— begin Supplied records —

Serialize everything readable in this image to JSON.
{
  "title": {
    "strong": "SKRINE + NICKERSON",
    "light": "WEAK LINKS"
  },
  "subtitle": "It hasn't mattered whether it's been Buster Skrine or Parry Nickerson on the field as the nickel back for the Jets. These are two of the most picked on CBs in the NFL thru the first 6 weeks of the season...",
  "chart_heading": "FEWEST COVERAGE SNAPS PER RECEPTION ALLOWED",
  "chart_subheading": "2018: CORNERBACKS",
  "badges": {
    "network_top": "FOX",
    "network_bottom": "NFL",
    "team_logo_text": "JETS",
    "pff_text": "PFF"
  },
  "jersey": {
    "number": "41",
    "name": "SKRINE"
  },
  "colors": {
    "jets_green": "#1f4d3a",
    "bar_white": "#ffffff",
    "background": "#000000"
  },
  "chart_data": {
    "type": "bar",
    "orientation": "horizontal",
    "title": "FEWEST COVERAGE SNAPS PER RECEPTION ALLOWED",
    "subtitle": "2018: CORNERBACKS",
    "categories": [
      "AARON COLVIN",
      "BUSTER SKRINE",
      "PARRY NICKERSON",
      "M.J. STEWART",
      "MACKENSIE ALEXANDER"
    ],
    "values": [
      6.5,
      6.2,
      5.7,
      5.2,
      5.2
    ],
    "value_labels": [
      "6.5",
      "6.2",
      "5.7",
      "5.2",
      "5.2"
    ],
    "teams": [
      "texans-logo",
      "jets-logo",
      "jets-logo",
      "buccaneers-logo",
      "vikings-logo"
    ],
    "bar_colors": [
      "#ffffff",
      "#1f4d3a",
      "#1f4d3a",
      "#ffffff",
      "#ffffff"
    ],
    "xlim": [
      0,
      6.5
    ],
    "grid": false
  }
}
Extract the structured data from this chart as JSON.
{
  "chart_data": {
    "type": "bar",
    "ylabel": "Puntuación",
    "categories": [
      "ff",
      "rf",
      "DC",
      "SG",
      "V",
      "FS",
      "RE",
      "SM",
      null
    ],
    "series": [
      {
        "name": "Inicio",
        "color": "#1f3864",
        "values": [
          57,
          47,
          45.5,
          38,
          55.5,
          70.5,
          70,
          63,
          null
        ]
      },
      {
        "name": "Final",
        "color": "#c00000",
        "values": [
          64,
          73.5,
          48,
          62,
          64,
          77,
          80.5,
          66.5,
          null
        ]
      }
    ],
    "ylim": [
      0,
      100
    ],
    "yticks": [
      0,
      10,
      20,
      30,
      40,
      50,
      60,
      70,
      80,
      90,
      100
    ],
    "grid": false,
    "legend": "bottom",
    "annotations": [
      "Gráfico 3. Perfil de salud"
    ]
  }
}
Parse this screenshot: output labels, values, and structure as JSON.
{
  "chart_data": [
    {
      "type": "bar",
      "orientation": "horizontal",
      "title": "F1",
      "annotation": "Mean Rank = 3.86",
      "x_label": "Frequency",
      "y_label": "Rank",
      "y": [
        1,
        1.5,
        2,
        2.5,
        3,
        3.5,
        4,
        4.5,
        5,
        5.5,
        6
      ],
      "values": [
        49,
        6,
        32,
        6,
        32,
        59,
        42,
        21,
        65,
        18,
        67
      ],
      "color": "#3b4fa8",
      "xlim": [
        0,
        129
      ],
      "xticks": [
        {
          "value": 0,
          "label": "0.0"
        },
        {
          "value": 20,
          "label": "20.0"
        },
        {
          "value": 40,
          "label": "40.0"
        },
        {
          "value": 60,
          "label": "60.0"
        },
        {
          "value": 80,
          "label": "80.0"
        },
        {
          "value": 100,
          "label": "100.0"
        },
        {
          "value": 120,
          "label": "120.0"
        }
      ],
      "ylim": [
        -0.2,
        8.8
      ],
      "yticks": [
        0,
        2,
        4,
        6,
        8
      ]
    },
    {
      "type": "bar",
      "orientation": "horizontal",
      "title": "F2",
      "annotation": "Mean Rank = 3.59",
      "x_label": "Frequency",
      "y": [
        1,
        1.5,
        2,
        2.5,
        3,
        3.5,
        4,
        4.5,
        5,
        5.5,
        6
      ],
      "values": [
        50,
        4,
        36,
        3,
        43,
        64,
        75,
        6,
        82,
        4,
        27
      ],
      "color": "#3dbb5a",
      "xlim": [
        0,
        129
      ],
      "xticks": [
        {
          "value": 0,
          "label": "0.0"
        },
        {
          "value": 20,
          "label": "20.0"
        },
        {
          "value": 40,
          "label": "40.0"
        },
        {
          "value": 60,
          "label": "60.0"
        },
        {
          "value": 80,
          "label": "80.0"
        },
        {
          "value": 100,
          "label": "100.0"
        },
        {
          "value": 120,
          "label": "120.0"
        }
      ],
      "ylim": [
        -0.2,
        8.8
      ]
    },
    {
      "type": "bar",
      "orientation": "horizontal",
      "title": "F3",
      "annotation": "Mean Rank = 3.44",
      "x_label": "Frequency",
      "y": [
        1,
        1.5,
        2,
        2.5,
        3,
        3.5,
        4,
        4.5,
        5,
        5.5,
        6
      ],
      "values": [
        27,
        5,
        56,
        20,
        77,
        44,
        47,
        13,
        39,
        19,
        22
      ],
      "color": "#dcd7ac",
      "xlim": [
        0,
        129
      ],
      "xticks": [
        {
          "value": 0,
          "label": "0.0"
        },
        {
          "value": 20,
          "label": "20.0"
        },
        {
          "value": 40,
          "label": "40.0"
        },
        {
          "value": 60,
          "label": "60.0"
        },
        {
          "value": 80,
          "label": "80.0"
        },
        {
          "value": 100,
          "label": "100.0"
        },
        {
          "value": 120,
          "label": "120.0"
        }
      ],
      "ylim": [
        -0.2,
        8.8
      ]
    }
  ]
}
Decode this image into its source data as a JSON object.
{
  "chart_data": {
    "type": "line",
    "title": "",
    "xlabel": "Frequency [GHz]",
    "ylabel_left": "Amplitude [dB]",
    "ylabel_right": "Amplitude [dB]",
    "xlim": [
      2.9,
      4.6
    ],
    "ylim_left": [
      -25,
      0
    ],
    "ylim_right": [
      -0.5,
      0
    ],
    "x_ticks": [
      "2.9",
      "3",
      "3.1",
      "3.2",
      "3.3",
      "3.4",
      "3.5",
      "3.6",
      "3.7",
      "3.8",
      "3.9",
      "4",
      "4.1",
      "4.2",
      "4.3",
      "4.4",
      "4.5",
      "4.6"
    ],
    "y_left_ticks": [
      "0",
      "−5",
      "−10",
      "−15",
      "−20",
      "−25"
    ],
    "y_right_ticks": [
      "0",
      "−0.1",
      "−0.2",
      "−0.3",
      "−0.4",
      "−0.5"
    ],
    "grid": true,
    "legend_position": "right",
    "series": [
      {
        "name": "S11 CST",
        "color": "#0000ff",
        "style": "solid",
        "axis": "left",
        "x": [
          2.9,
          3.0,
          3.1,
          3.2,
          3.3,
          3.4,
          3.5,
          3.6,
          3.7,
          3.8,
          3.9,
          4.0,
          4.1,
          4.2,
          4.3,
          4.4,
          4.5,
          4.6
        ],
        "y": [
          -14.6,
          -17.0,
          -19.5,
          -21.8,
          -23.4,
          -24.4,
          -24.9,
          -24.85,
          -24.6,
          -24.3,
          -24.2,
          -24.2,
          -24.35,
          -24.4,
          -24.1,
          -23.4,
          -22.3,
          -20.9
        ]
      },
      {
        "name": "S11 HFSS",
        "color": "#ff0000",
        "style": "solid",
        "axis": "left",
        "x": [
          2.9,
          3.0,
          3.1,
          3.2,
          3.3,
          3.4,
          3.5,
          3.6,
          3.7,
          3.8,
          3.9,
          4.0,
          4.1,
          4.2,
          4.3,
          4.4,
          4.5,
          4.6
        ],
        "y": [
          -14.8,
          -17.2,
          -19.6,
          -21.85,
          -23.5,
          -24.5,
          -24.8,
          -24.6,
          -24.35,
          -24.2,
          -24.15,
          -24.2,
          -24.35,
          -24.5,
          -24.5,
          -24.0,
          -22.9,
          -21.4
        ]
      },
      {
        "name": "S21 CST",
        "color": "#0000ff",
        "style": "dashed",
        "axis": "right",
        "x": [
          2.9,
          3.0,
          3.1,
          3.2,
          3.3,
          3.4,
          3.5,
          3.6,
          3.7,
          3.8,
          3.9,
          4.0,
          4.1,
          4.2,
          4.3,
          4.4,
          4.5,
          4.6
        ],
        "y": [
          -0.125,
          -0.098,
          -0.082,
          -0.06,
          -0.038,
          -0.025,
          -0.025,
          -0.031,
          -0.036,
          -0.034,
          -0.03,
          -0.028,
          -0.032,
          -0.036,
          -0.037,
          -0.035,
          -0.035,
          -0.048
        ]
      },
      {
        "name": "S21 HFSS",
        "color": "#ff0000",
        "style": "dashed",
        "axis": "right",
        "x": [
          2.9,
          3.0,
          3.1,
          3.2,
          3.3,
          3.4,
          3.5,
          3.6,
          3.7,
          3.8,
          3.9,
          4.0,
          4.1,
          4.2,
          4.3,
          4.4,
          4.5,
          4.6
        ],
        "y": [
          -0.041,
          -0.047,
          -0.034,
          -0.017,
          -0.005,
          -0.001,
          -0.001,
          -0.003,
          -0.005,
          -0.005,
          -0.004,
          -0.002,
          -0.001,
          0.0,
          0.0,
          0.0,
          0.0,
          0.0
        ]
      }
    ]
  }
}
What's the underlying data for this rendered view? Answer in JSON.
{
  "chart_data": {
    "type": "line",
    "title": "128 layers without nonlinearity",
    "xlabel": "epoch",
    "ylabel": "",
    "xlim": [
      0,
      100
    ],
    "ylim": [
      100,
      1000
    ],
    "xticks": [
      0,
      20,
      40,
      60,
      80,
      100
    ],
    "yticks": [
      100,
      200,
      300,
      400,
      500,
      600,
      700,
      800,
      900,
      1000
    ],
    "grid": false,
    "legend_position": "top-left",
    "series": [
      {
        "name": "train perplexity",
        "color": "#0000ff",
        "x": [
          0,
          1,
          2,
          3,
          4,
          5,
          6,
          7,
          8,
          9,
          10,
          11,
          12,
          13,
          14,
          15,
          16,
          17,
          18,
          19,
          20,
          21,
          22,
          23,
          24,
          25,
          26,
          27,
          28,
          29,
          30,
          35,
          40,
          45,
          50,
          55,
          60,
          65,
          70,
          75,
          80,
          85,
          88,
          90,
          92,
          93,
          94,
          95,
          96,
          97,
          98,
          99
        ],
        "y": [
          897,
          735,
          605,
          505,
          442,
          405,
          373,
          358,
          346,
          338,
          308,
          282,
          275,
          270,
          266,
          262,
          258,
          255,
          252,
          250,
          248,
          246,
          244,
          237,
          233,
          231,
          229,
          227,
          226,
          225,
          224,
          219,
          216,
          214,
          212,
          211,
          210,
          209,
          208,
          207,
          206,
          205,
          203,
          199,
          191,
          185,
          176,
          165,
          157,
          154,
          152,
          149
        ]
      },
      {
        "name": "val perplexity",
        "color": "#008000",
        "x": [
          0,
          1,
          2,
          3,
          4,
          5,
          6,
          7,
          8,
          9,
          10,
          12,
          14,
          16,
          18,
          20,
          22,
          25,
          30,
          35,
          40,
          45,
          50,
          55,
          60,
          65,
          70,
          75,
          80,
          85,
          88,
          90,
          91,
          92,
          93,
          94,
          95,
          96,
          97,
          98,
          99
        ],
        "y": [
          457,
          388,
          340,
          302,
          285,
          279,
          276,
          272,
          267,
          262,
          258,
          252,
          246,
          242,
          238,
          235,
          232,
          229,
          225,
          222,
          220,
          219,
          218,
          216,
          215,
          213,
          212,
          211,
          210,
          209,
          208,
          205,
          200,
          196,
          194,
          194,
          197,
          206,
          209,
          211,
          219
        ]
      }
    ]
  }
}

— end Supplied records —

▶ _What the task requires_
Note how many lines in the listing above hold the string "ALLOWED", then give only that figure.

▶ _Right answer_
2